### [EXERCISE PROMPT]
Of all the lines in the material below, how many include the string "Output"? Give the number only.

### [MATERIAL FOR THIS EXERCISE]

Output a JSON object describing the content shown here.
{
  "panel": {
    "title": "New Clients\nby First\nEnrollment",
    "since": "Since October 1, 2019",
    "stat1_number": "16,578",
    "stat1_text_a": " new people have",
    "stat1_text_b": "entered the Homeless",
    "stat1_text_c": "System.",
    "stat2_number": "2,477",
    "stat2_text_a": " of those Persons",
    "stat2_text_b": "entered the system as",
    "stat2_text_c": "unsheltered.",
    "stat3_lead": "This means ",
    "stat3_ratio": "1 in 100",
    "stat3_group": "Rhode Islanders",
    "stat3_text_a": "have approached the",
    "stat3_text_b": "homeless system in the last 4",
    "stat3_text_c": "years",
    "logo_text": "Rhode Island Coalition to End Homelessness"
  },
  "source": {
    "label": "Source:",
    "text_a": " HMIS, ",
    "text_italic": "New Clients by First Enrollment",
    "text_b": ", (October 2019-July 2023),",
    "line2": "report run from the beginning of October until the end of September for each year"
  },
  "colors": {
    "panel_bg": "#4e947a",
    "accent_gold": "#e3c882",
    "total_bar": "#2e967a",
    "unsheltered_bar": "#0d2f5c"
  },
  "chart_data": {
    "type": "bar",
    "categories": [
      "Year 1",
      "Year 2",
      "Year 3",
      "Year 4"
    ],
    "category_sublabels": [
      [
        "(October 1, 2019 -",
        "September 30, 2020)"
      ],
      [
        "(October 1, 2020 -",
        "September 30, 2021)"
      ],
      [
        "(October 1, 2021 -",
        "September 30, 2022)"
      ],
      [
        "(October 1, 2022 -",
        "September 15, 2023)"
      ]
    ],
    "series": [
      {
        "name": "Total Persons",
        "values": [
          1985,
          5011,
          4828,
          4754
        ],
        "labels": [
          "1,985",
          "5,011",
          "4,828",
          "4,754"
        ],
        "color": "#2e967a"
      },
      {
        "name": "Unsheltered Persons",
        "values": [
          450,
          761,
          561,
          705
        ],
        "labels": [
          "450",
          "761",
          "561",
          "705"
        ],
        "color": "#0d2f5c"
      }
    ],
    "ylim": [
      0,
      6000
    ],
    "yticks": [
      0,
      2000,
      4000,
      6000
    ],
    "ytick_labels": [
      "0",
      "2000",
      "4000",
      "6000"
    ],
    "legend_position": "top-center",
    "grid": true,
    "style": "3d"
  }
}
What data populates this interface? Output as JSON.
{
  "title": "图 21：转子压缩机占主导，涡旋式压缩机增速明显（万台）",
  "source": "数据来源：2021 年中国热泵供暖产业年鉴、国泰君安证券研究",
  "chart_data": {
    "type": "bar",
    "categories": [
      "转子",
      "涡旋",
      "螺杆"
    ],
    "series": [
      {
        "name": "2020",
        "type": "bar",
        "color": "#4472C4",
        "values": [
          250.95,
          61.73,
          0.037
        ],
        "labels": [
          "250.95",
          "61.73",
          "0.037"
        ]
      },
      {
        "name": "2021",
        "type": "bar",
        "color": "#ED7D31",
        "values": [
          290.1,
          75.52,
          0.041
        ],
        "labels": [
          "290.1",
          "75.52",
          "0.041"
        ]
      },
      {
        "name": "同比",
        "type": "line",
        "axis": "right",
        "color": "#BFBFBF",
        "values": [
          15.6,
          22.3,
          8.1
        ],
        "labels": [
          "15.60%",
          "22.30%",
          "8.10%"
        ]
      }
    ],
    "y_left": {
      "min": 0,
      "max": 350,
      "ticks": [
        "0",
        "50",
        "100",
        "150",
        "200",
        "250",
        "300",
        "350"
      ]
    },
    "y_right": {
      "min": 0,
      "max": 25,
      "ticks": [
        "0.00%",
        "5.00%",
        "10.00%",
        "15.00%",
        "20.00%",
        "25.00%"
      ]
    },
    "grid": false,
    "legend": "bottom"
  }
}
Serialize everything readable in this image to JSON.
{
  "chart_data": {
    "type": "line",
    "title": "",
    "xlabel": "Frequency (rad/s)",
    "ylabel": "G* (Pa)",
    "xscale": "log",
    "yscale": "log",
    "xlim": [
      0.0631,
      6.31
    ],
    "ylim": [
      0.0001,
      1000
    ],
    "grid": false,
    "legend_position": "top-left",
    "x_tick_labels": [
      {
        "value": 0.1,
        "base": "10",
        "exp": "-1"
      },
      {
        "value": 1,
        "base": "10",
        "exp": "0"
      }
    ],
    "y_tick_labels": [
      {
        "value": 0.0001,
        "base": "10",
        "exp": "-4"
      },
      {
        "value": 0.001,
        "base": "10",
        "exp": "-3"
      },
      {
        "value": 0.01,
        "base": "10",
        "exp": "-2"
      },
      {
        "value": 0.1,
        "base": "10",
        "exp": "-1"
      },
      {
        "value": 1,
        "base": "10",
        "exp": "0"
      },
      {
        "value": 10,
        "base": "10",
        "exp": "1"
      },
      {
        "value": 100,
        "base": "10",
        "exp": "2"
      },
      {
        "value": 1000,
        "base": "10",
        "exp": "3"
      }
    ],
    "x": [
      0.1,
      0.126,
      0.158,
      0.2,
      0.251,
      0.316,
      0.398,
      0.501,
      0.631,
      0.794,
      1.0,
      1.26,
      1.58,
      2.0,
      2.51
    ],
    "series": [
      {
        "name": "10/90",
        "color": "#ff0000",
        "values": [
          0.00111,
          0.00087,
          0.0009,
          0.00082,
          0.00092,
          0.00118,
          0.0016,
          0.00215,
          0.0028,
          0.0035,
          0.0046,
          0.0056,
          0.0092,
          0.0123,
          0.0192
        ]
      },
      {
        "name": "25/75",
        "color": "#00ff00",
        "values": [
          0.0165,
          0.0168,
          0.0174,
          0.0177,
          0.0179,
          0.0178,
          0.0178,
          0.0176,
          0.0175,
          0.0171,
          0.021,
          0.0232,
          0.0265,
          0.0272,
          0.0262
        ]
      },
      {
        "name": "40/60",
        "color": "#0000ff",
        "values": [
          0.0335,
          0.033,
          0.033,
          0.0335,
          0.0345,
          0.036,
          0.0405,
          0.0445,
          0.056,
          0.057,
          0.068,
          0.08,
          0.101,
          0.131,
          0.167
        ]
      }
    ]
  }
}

### [RESULT FOR THIS EXERCISE]
2